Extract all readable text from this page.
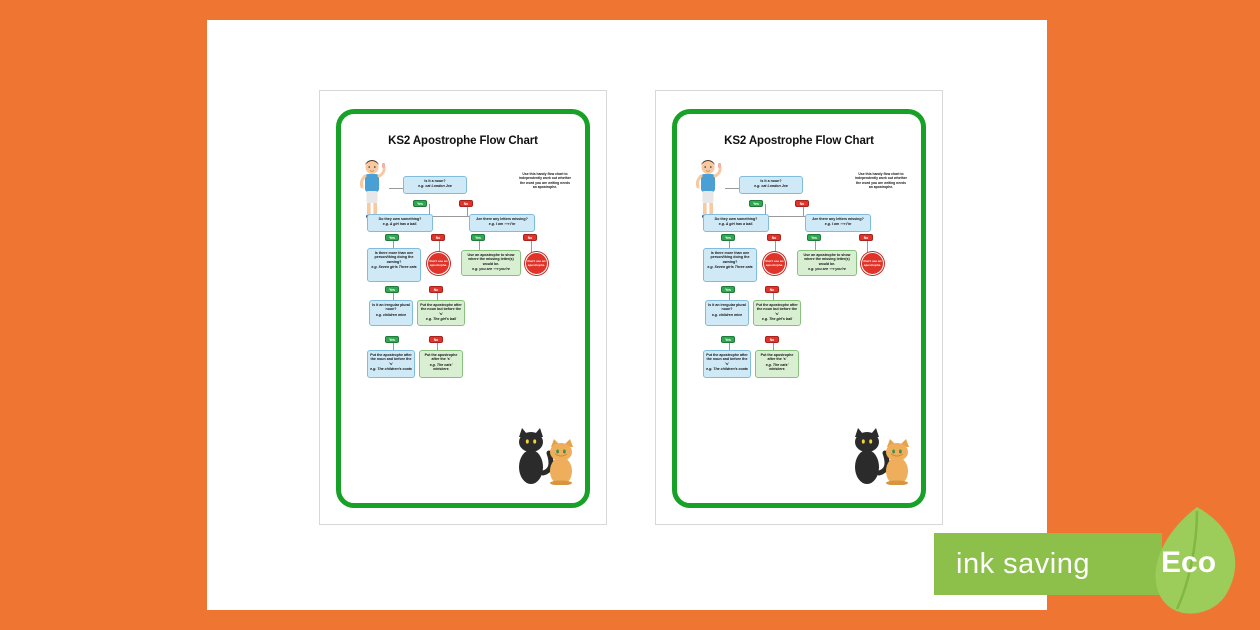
KS2 Apostrophe Flow Chart
Is it a noun?
e.g. cat London Joe
Yes	No
Use this handy flow chart to independently work out whether the word you are writing needs an apostrophe.
Do they own something?
e.g. A girl has a ball.
Are there any letters missing?
e.g. I am ⟶ I'm
Yes	No	Yes	No
Is there more than one person/thing doing the owning?
e.g. Seven girls Three cats
Don't use an apostrophe.
Use an apostrophe to show where the missing letter(s) would be.
e.g. you are ⟶ you're
Don't use an apostrophe.
Yes	No
Is it an irregular plural noun?
e.g. children mice
Put the apostrophe after the noun but before the 's'
e.g. The girl's ball
Yes	No
Put the apostrophe after the noun and before the 's'
e.g. The children's coats
Put the apostrophe after the 's'
e.g. The cats' whiskers
KS2 Apostrophe Flow Chart
Is it a noun?
e.g. cat London Joe
Yes	No
Use this handy flow chart to independently work out whether the word you are writing needs an apostrophe.
Do they own something?
e.g. A girl has a ball.
Are there any letters missing?
e.g. I am ⟶ I'm
Yes	No	Yes	No
Is there more than one person/thing doing the owning?
e.g. Seven girls Three cats
Don't use an apostrophe.
Use an apostrophe to show where the missing letter(s) would be.
e.g. you are ⟶ you're
Don't use an apostrophe.
Yes	No
Is it an irregular plural noun?
e.g. children mice
Put the apostrophe after the noun but before the 's'
e.g. The girl's ball
Yes	No
Put the apostrophe after the noun and before the 's'
e.g. The children's coats
Put the apostrophe after the 's'
e.g. The cats' whiskers
ink saving Eco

•••

The task:
Skip every picture and transcribe the data above exactly.

Solution to this problem:
Extract all readable text from this page.
KS2 Apostrophe Flow Chart
Is it a noun?
e.g. cat London Joe
Yes	No
Use this handy flow chart to independently work out whether the word you are writing needs an apostrophe.
Do they own something?
e.g. A girl has a ball.
Are there any letters missing?
e.g. I am ⟶ I'm
Yes	No	Yes	No
Is there more than one person/thing doing the owning?
e.g. Seven girls Three cats
Don't use an apostrophe.
Use an apostrophe to show where the missing letter(s) would be.
e.g. you are ⟶ you're
Don't use an apostrophe.
Yes	No
Is it an irregular plural noun?
e.g. children mice
Put the apostrophe after the noun but before the 's'
e.g. The girl's ball
Yes	No
Put the apostrophe after the noun and before the 's'
e.g. The children's coats
Put the apostrophe after the 's'
e.g. The cats' whiskers
KS2 Apostrophe Flow Chart
Is it a noun?
e.g. cat London Joe
Yes	No
Use this handy flow chart to independently work out whether the word you are writing needs an apostrophe.
Do they own something?
e.g. A girl has a ball.
Are there any letters missing?
e.g. I am ⟶ I'm
Yes	No	Yes	No
Is there more than one person/thing doing the owning?
e.g. Seven girls Three cats
Don't use an apostrophe.
Use an apostrophe to show where the missing letter(s) would be.
e.g. you are ⟶ you're
Don't use an apostrophe.
Yes	No
Is it an irregular plural noun?
e.g. children mice
Put the apostrophe after the noun but before the 's'
e.g. The girl's ball
Yes	No
Put the apostrophe after the noun and before the 's'
e.g. The children's coats
Put the apostrophe after the 's'
e.g. The cats' whiskers
ink saving Eco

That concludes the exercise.